◆ WRITTEN EXERCISE ◆
What you return should match every record exactly, with the images removed.

-- ITEMS start --

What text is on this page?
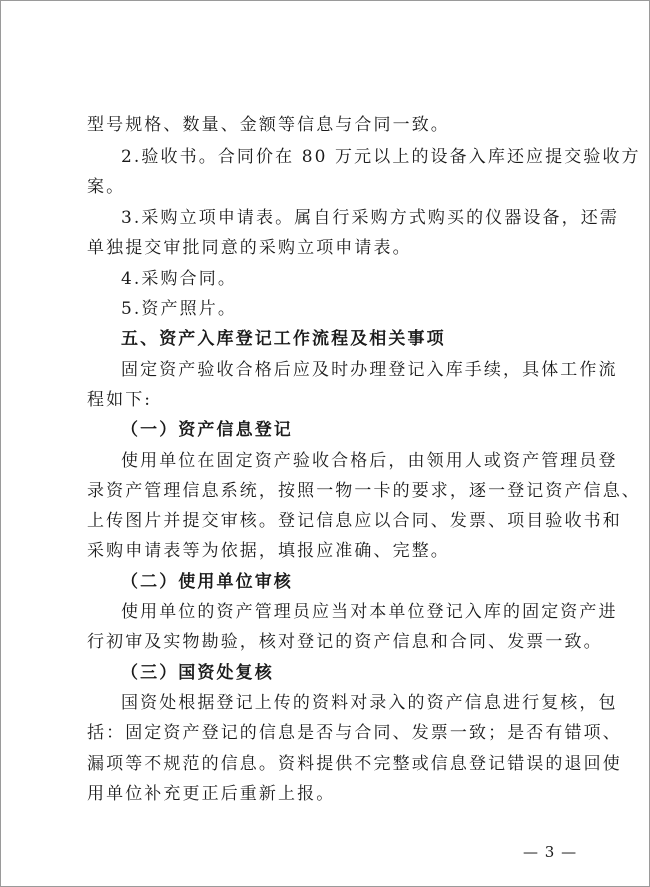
型号规格、数量、金额等信息与合同一致。
2.验收书。合同价在 80 万元以上的设备入库还应提交验收方
案。
3.采购立项申请表。属自行采购方式购买的仪器设备，还需
单独提交审批同意的采购立项申请表。
4.采购合同。
5.资产照片。
五、资产入库登记工作流程及相关事项
固定资产验收合格后应及时办理登记入库手续，具体工作流
程如下:
（一）资产信息登记
使用单位在固定资产验收合格后，由领用人或资产管理员登
录资产管理信息系统，按照一物一卡的要求，逐一登记资产信息、
上传图片并提交审核。登记信息应以合同、发票、项目验收书和
采购申请表等为依据，填报应准确、完整。
（二）使用单位审核
使用单位的资产管理员应当对本单位登记入库的固定资产进
行初审及实物勘验，核对登记的资产信息和合同、发票一致。
（三）国资处复核
国资处根据登记上传的资料对录入的资产信息进行复核，包
括：固定资产登记的信息是否与合同、发票一致；是否有错项、
漏项等不规范的信息。资料提供不完整或信息登记错误的退回使
用单位补充更正后重新上报。
— 3 —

-- ITEMS end --

◆ CORRECT RESULT ◆
What text is on this page?
型号规格、数量、金额等信息与合同一致。
2.验收书。合同价在 80 万元以上的设备入库还应提交验收方
案。
3.采购立项申请表。属自行采购方式购买的仪器设备，还需
单独提交审批同意的采购立项申请表。
4.采购合同。
5.资产照片。
五、资产入库登记工作流程及相关事项
固定资产验收合格后应及时办理登记入库手续，具体工作流
程如下:
（一）资产信息登记
使用单位在固定资产验收合格后，由领用人或资产管理员登
录资产管理信息系统，按照一物一卡的要求，逐一登记资产信息、
上传图片并提交审核。登记信息应以合同、发票、项目验收书和
采购申请表等为依据，填报应准确、完整。
（二）使用单位审核
使用单位的资产管理员应当对本单位登记入库的固定资产进
行初审及实物勘验，核对登记的资产信息和合同、发票一致。
（三）国资处复核
国资处根据登记上传的资料对录入的资产信息进行复核，包
括：固定资产登记的信息是否与合同、发票一致；是否有错项、
漏项等不规范的信息。资料提供不完整或信息登记错误的退回使
用单位补充更正后重新上报。
— 3 —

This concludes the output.